Task details =
Transcribe the material in full, exactly as written.

Given information =
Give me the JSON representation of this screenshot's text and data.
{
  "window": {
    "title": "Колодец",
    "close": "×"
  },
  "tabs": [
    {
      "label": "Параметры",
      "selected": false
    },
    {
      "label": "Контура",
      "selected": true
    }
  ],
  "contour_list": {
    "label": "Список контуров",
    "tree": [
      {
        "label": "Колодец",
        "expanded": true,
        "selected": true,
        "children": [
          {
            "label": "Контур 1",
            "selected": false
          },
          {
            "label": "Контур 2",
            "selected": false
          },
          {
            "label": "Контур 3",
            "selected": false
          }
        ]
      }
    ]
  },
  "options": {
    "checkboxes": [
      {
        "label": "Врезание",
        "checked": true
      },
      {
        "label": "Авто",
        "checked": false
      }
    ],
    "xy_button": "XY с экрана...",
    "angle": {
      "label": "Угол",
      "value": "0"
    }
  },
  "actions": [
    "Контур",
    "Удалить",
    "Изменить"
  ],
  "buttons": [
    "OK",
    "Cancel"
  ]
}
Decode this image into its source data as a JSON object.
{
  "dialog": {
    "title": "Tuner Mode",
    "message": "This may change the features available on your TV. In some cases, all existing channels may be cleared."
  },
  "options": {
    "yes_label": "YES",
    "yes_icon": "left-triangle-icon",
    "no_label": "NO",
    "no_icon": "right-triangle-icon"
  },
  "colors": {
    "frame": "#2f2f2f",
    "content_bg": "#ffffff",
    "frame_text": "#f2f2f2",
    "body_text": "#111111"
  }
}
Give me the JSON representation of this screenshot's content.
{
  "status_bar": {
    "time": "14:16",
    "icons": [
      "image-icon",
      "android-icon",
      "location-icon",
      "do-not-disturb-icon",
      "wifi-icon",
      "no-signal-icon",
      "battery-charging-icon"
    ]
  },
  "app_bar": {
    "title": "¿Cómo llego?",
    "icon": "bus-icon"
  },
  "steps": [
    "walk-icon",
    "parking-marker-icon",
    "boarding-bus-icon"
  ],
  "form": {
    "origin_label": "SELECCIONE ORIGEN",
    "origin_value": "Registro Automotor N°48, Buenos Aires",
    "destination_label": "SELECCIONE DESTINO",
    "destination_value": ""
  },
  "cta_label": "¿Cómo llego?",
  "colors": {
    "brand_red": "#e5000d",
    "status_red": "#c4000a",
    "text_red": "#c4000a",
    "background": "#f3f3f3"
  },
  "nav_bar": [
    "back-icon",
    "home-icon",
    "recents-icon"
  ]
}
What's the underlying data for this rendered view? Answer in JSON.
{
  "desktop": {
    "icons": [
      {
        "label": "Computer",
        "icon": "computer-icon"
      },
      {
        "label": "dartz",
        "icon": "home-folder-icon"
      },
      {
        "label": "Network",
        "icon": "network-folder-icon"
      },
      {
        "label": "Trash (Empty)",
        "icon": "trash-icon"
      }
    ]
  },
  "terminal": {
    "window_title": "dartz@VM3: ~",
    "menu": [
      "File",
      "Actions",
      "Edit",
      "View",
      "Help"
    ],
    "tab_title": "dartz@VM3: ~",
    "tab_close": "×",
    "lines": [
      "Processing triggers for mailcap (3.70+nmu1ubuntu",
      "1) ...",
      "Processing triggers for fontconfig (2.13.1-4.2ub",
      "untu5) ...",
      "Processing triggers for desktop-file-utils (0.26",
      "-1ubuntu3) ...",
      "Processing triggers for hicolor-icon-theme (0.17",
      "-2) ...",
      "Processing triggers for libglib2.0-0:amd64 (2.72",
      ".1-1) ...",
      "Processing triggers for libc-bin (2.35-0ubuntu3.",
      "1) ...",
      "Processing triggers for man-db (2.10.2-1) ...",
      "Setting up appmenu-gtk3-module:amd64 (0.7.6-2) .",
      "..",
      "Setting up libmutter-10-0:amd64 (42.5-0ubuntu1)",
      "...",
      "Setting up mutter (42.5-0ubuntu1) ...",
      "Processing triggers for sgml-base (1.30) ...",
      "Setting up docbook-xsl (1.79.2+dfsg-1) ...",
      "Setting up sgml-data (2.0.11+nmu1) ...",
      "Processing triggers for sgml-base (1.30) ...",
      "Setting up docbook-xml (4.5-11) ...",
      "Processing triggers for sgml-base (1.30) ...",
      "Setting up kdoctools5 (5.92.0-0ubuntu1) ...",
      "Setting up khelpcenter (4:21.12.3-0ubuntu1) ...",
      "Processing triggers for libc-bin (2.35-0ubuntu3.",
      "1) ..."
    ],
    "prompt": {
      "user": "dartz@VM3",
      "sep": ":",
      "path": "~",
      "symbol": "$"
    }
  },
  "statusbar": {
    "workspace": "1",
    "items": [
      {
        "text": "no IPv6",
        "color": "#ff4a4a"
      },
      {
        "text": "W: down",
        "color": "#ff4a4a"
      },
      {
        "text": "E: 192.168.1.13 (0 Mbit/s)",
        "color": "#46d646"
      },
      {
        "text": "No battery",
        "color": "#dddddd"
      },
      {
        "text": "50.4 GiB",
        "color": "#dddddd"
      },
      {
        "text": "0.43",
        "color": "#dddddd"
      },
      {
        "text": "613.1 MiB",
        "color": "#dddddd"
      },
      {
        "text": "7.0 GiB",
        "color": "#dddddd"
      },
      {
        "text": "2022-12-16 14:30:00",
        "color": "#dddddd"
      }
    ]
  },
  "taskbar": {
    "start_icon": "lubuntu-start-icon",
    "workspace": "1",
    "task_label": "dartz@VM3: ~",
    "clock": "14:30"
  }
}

Task response =
Give me the JSON representation of this screenshot's text and data.
{
  "window": {
    "title": "Колодец",
    "close": "×"
  },
  "tabs": [
    {
      "label": "Параметры",
      "selected": false
    },
    {
      "label": "Контура",
      "selected": true
    }
  ],
  "contour_list": {
    "label": "Список контуров",
    "tree": [
      {
        "label": "Колодец",
        "expanded": true,
        "selected": true,
        "children": [
          {
            "label": "Контур 1",
            "selected": false
          },
          {
            "label": "Контур 2",
            "selected": false
          },
          {
            "label": "Контур 3",
            "selected": false
          }
        ]
      }
    ]
  },
  "options": {
    "checkboxes": [
      {
        "label": "Врезание",
        "checked": true
      },
      {
        "label": "Авто",
        "checked": false
      }
    ],
    "xy_button": "XY с экрана...",
    "angle": {
      "label": "Угол",
      "value": "0"
    }
  },
  "actions": [
    "Контур",
    "Удалить",
    "Изменить"
  ],
  "buttons": [
    "OK",
    "Cancel"
  ]
}
Decode this image into its source data as a JSON object.
{
  "dialog": {
    "title": "Tuner Mode",
    "message": "This may change the features available on your TV. In some cases, all existing channels may be cleared."
  },
  "options": {
    "yes_label": "YES",
    "yes_icon": "left-triangle-icon",
    "no_label": "NO",
    "no_icon": "right-triangle-icon"
  },
  "colors": {
    "frame": "#2f2f2f",
    "content_bg": "#ffffff",
    "frame_text": "#f2f2f2",
    "body_text": "#111111"
  }
}
Give me the JSON representation of this screenshot's content.
{
  "status_bar": {
    "time": "14:16",
    "icons": [
      "image-icon",
      "android-icon",
      "location-icon",
      "do-not-disturb-icon",
      "wifi-icon",
      "no-signal-icon",
      "battery-charging-icon"
    ]
  },
  "app_bar": {
    "title": "¿Cómo llego?",
    "icon": "bus-icon"
  },
  "steps": [
    "walk-icon",
    "parking-marker-icon",
    "boarding-bus-icon"
  ],
  "form": {
    "origin_label": "SELECCIONE ORIGEN",
    "origin_value": "Registro Automotor N°48, Buenos Aires",
    "destination_label": "SELECCIONE DESTINO",
    "destination_value": ""
  },
  "cta_label": "¿Cómo llego?",
  "colors": {
    "brand_red": "#e5000d",
    "status_red": "#c4000a",
    "text_red": "#c4000a",
    "background": "#f3f3f3"
  },
  "nav_bar": [
    "back-icon",
    "home-icon",
    "recents-icon"
  ]
}
What's the underlying data for this rendered view? Answer in JSON.
{
  "desktop": {
    "icons": [
      {
        "label": "Computer",
        "icon": "computer-icon"
      },
      {
        "label": "dartz",
        "icon": "home-folder-icon"
      },
      {
        "label": "Network",
        "icon": "network-folder-icon"
      },
      {
        "label": "Trash (Empty)",
        "icon": "trash-icon"
      }
    ]
  },
  "terminal": {
    "window_title": "dartz@VM3: ~",
    "menu": [
      "File",
      "Actions",
      "Edit",
      "View",
      "Help"
    ],
    "tab_title": "dartz@VM3: ~",
    "tab_close": "×",
    "lines": [
      "Processing triggers for mailcap (3.70+nmu1ubuntu",
      "1) ...",
      "Processing triggers for fontconfig (2.13.1-4.2ub",
      "untu5) ...",
      "Processing triggers for desktop-file-utils (0.26",
      "-1ubuntu3) ...",
      "Processing triggers for hicolor-icon-theme (0.17",
      "-2) ...",
      "Processing triggers for libglib2.0-0:amd64 (2.72",
      ".1-1) ...",
      "Processing triggers for libc-bin (2.35-0ubuntu3.",
      "1) ...",
      "Processing triggers for man-db (2.10.2-1) ...",
      "Setting up appmenu-gtk3-module:amd64 (0.7.6-2) .",
      "..",
      "Setting up libmutter-10-0:amd64 (42.5-0ubuntu1)",
      "...",
      "Setting up mutter (42.5-0ubuntu1) ...",
      "Processing triggers for sgml-base (1.30) ...",
      "Setting up docbook-xsl (1.79.2+dfsg-1) ...",
      "Setting up sgml-data (2.0.11+nmu1) ...",
      "Processing triggers for sgml-base (1.30) ...",
      "Setting up docbook-xml (4.5-11) ...",
      "Processing triggers for sgml-base (1.30) ...",
      "Setting up kdoctools5 (5.92.0-0ubuntu1) ...",
      "Setting up khelpcenter (4:21.12.3-0ubuntu1) ...",
      "Processing triggers for libc-bin (2.35-0ubuntu3.",
      "1) ..."
    ],
    "prompt": {
      "user": "dartz@VM3",
      "sep": ":",
      "path": "~",
      "symbol": "$"
    }
  },
  "statusbar": {
    "workspace": "1",
    "items": [
      {
        "text": "no IPv6",
        "color": "#ff4a4a"
      },
      {
        "text": "W: down",
        "color": "#ff4a4a"
      },
      {
        "text": "E: 192.168.1.13 (0 Mbit/s)",
        "color": "#46d646"
      },
      {
        "text": "No battery",
        "color": "#dddddd"
      },
      {
        "text": "50.4 GiB",
        "color": "#dddddd"
      },
      {
        "text": "0.43",
        "color": "#dddddd"
      },
      {
        "text": "613.1 MiB",
        "color": "#dddddd"
      },
      {
        "text": "7.0 GiB",
        "color": "#dddddd"
      },
      {
        "text": "2022-12-16 14:30:00",
        "color": "#dddddd"
      }
    ]
  },
  "taskbar": {
    "start_icon": "lubuntu-start-icon",
    "workspace": "1",
    "task_label": "dartz@VM3: ~",
    "clock": "14:30"
  }
}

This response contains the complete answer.